- _What this task involves_:
Pictures do not belong in the copy; transcribe everything else in the records exactly.

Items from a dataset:
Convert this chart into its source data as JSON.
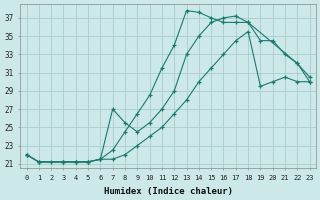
{
  "xlabel": "Humidex (Indice chaleur)",
  "ylabel": "",
  "bg_color": "#cce8e8",
  "grid_color": "#aacccc",
  "line_color": "#1a7a6e",
  "xlim": [
    -0.5,
    23.5
  ],
  "ylim": [
    20.5,
    38.5
  ],
  "xticks": [
    0,
    1,
    2,
    3,
    4,
    5,
    6,
    7,
    8,
    9,
    10,
    11,
    12,
    13,
    14,
    15,
    16,
    17,
    18,
    19,
    20,
    21,
    22,
    23
  ],
  "yticks": [
    21,
    23,
    25,
    27,
    29,
    31,
    33,
    35,
    37
  ],
  "line1_x": [
    0,
    1,
    2,
    3,
    4,
    5,
    6,
    7,
    8,
    9,
    10,
    11,
    12,
    13,
    14,
    15,
    16,
    17,
    18,
    22,
    23
  ],
  "line1_y": [
    22.0,
    21.2,
    21.2,
    21.2,
    21.2,
    21.2,
    21.5,
    22.5,
    24.5,
    26.5,
    28.5,
    31.5,
    34.0,
    37.8,
    37.6,
    37.0,
    36.5,
    36.5,
    36.5,
    32.0,
    30.0
  ],
  "line2_x": [
    0,
    1,
    3,
    4,
    5,
    6,
    7,
    8,
    9,
    10,
    11,
    12,
    13,
    14,
    15,
    16,
    17,
    18,
    19,
    20,
    21,
    22,
    23
  ],
  "line2_y": [
    22.0,
    21.2,
    21.2,
    21.2,
    21.2,
    21.5,
    27.0,
    25.5,
    24.5,
    25.5,
    27.0,
    29.0,
    33.0,
    35.0,
    36.5,
    37.0,
    37.2,
    36.5,
    34.5,
    34.5,
    33.0,
    32.0,
    30.5
  ],
  "line3_x": [
    0,
    1,
    3,
    4,
    5,
    6,
    7,
    8,
    9,
    10,
    11,
    12,
    13,
    14,
    15,
    16,
    17,
    18,
    19,
    20,
    21,
    22,
    23
  ],
  "line3_y": [
    22.0,
    21.2,
    21.2,
    21.2,
    21.2,
    21.5,
    21.5,
    22.0,
    23.0,
    24.0,
    25.0,
    26.5,
    28.0,
    30.0,
    31.5,
    33.0,
    34.5,
    35.5,
    29.5,
    30.0,
    30.5,
    30.0,
    30.0
  ]
}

- _Exercise output_:
Convert this chart into its source data as JSON.
{
  "xlabel": "Humidex (Indice chaleur)",
  "ylabel": "",
  "bg_color": "#cce8e8",
  "grid_color": "#aacccc",
  "line_color": "#1a7a6e",
  "xlim": [
    -0.5,
    23.5
  ],
  "ylim": [
    20.5,
    38.5
  ],
  "xticks": [
    0,
    1,
    2,
    3,
    4,
    5,
    6,
    7,
    8,
    9,
    10,
    11,
    12,
    13,
    14,
    15,
    16,
    17,
    18,
    19,
    20,
    21,
    22,
    23
  ],
  "yticks": [
    21,
    23,
    25,
    27,
    29,
    31,
    33,
    35,
    37
  ],
  "line1_x": [
    0,
    1,
    2,
    3,
    4,
    5,
    6,
    7,
    8,
    9,
    10,
    11,
    12,
    13,
    14,
    15,
    16,
    17,
    18,
    22,
    23
  ],
  "line1_y": [
    22.0,
    21.2,
    21.2,
    21.2,
    21.2,
    21.2,
    21.5,
    22.5,
    24.5,
    26.5,
    28.5,
    31.5,
    34.0,
    37.8,
    37.6,
    37.0,
    36.5,
    36.5,
    36.5,
    32.0,
    30.0
  ],
  "line2_x": [
    0,
    1,
    3,
    4,
    5,
    6,
    7,
    8,
    9,
    10,
    11,
    12,
    13,
    14,
    15,
    16,
    17,
    18,
    19,
    20,
    21,
    22,
    23
  ],
  "line2_y": [
    22.0,
    21.2,
    21.2,
    21.2,
    21.2,
    21.5,
    27.0,
    25.5,
    24.5,
    25.5,
    27.0,
    29.0,
    33.0,
    35.0,
    36.5,
    37.0,
    37.2,
    36.5,
    34.5,
    34.5,
    33.0,
    32.0,
    30.5
  ],
  "line3_x": [
    0,
    1,
    3,
    4,
    5,
    6,
    7,
    8,
    9,
    10,
    11,
    12,
    13,
    14,
    15,
    16,
    17,
    18,
    19,
    20,
    21,
    22,
    23
  ],
  "line3_y": [
    22.0,
    21.2,
    21.2,
    21.2,
    21.2,
    21.5,
    21.5,
    22.0,
    23.0,
    24.0,
    25.0,
    26.5,
    28.0,
    30.0,
    31.5,
    33.0,
    34.5,
    35.5,
    29.5,
    30.0,
    30.5,
    30.0,
    30.0
  ]
}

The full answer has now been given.